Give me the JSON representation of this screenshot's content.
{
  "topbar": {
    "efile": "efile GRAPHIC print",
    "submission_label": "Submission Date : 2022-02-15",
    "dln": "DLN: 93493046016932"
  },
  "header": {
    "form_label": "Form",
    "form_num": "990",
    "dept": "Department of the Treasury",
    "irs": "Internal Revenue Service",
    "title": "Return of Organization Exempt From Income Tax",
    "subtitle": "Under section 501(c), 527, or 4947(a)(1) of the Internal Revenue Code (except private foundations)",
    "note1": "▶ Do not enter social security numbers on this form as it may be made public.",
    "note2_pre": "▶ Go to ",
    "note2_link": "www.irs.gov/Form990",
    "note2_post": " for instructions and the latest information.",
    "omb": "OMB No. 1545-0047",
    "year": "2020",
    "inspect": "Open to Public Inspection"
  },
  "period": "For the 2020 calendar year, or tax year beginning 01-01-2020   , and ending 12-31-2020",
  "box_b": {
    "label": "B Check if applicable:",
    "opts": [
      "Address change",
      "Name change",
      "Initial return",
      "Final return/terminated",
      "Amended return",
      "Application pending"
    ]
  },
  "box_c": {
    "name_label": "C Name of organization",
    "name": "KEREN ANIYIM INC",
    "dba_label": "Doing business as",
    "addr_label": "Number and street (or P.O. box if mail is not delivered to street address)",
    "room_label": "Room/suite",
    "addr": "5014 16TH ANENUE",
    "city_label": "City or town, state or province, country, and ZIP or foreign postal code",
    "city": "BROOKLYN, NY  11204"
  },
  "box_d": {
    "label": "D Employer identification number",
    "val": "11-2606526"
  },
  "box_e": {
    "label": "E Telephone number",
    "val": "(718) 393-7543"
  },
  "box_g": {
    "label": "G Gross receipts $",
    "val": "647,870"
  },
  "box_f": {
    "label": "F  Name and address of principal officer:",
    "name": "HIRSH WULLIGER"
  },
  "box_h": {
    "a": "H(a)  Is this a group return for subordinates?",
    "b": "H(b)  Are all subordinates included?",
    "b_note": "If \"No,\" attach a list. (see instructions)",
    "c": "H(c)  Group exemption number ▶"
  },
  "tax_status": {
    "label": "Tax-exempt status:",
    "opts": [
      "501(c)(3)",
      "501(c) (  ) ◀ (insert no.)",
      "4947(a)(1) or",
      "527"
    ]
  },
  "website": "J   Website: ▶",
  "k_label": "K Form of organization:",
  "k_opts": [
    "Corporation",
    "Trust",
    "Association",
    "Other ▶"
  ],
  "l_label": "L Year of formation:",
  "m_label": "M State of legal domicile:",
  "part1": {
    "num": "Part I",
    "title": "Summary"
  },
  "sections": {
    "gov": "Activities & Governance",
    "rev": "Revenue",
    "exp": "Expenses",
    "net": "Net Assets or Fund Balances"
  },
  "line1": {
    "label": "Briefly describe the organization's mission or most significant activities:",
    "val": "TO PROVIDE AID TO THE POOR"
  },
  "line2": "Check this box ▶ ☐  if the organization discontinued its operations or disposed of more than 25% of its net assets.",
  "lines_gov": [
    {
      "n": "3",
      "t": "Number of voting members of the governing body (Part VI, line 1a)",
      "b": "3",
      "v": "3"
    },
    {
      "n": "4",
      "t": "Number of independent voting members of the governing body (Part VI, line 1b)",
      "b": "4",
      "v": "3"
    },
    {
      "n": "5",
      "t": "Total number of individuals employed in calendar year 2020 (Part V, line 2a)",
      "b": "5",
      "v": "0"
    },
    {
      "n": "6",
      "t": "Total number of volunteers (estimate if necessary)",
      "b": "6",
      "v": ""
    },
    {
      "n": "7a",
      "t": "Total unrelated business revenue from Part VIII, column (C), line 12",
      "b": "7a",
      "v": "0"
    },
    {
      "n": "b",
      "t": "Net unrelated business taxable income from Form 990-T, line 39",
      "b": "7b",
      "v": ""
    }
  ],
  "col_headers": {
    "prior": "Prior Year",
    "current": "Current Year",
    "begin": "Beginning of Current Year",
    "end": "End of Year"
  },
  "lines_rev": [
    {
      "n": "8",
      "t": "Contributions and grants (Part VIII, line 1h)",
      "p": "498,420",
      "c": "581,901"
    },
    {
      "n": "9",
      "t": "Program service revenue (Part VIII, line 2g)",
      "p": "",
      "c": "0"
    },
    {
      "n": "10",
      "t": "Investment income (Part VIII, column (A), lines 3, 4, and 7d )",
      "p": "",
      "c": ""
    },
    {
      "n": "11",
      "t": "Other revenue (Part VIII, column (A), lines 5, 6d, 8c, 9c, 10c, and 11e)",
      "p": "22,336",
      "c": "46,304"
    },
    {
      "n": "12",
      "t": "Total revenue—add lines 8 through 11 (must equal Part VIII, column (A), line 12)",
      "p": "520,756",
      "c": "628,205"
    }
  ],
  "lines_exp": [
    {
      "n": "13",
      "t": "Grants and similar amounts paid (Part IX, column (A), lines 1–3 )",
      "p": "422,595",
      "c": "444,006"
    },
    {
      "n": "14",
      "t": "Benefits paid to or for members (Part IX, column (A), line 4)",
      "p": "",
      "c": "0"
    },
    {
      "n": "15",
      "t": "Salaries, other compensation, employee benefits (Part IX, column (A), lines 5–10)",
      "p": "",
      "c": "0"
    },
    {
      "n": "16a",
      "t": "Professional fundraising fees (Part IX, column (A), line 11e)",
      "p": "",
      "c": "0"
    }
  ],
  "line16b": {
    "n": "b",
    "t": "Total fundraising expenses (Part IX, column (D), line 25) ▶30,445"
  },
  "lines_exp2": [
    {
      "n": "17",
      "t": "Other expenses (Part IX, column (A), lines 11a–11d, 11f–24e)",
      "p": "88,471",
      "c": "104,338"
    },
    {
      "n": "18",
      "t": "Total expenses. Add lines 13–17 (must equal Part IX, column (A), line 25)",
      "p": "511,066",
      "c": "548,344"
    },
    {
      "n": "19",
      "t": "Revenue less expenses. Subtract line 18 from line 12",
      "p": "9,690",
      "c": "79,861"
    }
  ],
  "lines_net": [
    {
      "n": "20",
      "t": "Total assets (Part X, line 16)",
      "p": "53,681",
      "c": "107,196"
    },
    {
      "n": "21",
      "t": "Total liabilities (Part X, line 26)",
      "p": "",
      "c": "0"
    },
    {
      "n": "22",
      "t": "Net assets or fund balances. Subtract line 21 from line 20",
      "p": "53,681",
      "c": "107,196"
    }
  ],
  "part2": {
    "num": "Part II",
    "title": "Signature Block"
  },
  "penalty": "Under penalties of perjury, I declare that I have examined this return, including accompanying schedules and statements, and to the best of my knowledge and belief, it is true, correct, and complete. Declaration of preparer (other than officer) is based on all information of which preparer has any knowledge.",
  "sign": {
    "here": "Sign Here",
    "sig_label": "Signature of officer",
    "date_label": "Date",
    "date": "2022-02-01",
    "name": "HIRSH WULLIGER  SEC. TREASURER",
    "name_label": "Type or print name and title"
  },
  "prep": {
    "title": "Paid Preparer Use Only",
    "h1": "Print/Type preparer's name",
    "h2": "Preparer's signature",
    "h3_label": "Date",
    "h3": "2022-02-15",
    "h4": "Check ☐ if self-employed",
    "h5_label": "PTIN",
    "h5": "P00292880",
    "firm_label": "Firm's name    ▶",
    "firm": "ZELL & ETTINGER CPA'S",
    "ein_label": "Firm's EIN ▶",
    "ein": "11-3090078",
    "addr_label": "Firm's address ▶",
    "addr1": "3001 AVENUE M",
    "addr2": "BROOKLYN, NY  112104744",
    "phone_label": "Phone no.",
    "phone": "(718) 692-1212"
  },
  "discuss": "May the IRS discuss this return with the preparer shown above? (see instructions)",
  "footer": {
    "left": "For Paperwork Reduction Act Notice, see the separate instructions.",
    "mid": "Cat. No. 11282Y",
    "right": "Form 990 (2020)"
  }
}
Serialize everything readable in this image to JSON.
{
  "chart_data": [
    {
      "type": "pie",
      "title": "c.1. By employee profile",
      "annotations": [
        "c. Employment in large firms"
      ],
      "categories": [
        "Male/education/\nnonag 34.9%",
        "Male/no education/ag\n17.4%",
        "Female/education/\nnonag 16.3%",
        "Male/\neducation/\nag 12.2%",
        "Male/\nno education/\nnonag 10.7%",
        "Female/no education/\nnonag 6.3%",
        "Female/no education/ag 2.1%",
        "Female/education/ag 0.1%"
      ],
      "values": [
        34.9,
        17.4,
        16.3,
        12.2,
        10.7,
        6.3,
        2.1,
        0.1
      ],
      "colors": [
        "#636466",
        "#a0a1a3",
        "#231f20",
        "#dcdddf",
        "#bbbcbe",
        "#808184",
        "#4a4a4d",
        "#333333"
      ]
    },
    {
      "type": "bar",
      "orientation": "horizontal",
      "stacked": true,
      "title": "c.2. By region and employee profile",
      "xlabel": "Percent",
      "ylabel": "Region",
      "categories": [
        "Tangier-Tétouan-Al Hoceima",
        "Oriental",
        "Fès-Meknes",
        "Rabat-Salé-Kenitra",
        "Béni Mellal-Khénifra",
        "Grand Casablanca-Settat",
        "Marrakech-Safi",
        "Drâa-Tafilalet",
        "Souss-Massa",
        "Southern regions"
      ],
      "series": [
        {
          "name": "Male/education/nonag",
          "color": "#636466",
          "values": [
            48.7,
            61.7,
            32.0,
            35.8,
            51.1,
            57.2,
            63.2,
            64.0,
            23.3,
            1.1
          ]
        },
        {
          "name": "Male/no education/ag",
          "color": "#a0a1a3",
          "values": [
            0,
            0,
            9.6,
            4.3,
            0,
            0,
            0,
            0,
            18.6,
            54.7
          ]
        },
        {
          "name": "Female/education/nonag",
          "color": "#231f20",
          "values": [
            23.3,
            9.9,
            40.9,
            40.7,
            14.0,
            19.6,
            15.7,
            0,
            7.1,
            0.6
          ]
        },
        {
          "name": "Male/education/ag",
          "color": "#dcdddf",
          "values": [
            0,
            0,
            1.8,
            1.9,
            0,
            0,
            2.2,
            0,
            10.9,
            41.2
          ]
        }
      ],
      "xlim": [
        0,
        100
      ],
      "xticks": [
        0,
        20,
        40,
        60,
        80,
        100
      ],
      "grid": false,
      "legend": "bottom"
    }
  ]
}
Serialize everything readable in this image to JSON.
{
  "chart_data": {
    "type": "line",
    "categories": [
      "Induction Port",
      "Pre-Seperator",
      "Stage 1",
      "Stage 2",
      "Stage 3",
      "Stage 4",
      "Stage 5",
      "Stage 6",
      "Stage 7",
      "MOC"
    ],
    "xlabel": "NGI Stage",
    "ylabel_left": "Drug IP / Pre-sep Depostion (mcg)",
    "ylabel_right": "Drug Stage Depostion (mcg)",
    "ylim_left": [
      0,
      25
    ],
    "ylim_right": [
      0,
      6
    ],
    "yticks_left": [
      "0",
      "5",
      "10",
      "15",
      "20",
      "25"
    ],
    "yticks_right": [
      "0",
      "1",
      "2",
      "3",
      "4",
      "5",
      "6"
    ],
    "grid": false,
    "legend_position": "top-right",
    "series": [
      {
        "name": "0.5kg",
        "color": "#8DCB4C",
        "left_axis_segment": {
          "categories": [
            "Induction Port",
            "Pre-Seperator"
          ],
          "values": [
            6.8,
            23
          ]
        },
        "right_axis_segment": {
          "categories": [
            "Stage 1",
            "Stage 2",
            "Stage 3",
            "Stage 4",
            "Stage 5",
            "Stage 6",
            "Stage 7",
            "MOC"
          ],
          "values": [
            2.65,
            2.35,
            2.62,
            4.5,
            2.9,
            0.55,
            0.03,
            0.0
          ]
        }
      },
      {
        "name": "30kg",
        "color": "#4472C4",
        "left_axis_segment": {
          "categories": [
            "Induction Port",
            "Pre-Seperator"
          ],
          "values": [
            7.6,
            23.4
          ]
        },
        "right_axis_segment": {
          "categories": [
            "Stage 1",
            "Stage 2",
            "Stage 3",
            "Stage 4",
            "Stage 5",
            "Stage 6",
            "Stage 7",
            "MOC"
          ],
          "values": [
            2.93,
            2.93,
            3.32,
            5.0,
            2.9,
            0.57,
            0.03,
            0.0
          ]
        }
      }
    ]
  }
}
++++++++++
## PROMPT
Pull out all lines from the entries above that include the word "column".

## TASK OUTPUT
      "t": "Total unrelated business revenue from Part VIII, column (C), line 12",
      "t": "Investment income (Part VIII, column (A), lines 3, 4, and 7d )",
      "t": "Other revenue (Part VIII, column (A), lines 5, 6d, 8c, 9c, 10c, and 11e)",
      "t": "Total revenue—add lines 8 through 11 (must equal Part VIII, column (A), line 12)",
      "t": "Grants and similar amounts paid (Part IX, column (A), lines 1–3 )",
      "t": "Benefits paid to or for members (Part IX, column (A), line 4)",
      "t": "Salaries, other compensation, employee benefits (Part IX, column (A), lines 5–10)",
      "t": "Professional fundraising fees (Part IX, column (A), line 11e)",
    "t": "Total fundraising expenses (Part IX, column (D), line 25) ▶30,445"
      "t": "Other expenses (Part IX, column (A), lines 11a–11d, 11f–24e)",
      "t": "Total expenses. Add lines 13–17 (must equal Part IX, column (A), line 25)",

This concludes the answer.